— Start —

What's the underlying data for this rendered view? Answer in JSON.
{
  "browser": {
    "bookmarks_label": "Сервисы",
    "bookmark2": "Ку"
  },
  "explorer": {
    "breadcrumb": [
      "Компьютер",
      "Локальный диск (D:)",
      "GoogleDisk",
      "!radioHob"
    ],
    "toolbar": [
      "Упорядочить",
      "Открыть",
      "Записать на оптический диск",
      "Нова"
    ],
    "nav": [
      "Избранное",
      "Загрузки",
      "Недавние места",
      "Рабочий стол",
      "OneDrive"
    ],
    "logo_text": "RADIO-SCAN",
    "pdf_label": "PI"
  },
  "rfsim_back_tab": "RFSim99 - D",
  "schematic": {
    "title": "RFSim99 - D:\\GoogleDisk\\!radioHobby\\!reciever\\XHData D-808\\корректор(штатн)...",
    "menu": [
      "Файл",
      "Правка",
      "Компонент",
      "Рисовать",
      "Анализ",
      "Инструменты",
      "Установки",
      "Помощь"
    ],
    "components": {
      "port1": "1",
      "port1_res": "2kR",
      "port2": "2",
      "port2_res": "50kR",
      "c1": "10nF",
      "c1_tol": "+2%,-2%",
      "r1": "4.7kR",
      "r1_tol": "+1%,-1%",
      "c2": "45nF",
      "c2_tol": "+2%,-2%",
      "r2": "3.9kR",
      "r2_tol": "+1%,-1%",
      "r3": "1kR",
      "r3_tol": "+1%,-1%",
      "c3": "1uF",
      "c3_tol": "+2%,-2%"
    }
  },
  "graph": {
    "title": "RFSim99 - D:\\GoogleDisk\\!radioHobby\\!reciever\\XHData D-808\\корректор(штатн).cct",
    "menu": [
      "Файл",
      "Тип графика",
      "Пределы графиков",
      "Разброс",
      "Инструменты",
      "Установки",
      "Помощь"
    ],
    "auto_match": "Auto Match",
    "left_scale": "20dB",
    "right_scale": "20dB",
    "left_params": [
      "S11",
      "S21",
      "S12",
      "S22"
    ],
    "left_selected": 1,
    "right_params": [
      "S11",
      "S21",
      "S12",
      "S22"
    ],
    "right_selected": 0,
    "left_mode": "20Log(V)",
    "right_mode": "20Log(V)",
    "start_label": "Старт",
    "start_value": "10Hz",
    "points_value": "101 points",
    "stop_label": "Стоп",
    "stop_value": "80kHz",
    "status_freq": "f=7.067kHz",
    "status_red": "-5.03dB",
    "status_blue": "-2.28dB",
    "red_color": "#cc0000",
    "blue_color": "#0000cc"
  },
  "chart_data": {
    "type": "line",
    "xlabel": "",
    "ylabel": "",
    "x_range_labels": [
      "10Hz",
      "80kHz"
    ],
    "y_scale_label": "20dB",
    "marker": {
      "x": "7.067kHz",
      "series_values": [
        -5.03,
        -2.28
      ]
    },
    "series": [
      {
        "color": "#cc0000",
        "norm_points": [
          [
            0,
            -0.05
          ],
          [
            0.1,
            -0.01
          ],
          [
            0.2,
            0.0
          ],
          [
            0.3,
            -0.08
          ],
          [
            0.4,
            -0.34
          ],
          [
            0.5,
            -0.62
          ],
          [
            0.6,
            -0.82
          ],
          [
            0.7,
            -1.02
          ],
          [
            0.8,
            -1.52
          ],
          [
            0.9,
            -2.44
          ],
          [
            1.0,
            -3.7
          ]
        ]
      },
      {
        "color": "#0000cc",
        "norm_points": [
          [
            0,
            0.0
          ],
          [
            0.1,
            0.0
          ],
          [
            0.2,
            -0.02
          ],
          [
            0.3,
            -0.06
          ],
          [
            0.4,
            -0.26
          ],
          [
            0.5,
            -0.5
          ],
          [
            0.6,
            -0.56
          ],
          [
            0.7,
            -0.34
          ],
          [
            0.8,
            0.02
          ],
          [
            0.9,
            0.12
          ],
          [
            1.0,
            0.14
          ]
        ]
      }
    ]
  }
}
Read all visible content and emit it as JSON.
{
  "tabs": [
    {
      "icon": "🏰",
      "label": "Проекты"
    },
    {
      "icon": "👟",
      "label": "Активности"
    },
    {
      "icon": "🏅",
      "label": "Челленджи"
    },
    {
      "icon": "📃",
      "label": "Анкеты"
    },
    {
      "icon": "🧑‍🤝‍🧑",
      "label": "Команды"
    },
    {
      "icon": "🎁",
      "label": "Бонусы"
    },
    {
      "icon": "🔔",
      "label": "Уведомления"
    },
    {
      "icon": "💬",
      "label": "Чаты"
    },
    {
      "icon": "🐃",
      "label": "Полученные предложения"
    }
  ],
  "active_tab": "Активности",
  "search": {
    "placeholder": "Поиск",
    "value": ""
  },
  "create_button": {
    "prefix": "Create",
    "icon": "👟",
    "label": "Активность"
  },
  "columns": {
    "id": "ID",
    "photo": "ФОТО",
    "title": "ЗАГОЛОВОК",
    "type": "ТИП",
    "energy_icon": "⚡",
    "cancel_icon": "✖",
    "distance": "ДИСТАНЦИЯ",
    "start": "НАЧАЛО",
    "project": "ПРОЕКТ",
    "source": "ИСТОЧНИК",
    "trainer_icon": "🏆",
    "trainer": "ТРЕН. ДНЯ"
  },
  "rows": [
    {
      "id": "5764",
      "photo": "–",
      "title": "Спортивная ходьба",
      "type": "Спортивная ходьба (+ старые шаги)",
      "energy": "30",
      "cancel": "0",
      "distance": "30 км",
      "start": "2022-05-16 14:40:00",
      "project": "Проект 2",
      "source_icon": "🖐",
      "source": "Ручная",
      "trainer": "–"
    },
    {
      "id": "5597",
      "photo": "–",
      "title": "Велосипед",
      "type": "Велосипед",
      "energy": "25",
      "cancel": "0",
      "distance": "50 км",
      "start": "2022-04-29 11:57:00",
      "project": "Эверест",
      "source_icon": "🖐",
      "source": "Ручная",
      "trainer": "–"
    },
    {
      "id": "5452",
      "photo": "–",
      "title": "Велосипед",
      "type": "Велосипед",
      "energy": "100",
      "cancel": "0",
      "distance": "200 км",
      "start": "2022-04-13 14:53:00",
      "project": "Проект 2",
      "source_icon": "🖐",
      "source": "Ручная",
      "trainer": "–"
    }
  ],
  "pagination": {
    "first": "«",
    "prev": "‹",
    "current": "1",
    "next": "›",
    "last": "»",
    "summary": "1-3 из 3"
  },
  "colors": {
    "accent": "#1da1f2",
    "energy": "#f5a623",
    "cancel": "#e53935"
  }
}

— End —

- Given request
Copy each line of the listing that contains the string "XHData".

- Right answer
    "title": "RFSim99 - D:\\GoogleDisk\\!radioHobby\\!reciever\\XHData D-808\\корректор(штатн)...",
    "title": "RFSim99 - D:\\GoogleDisk\\!radioHobby\\!reciever\\XHData D-808\\корректор(штатн).cct",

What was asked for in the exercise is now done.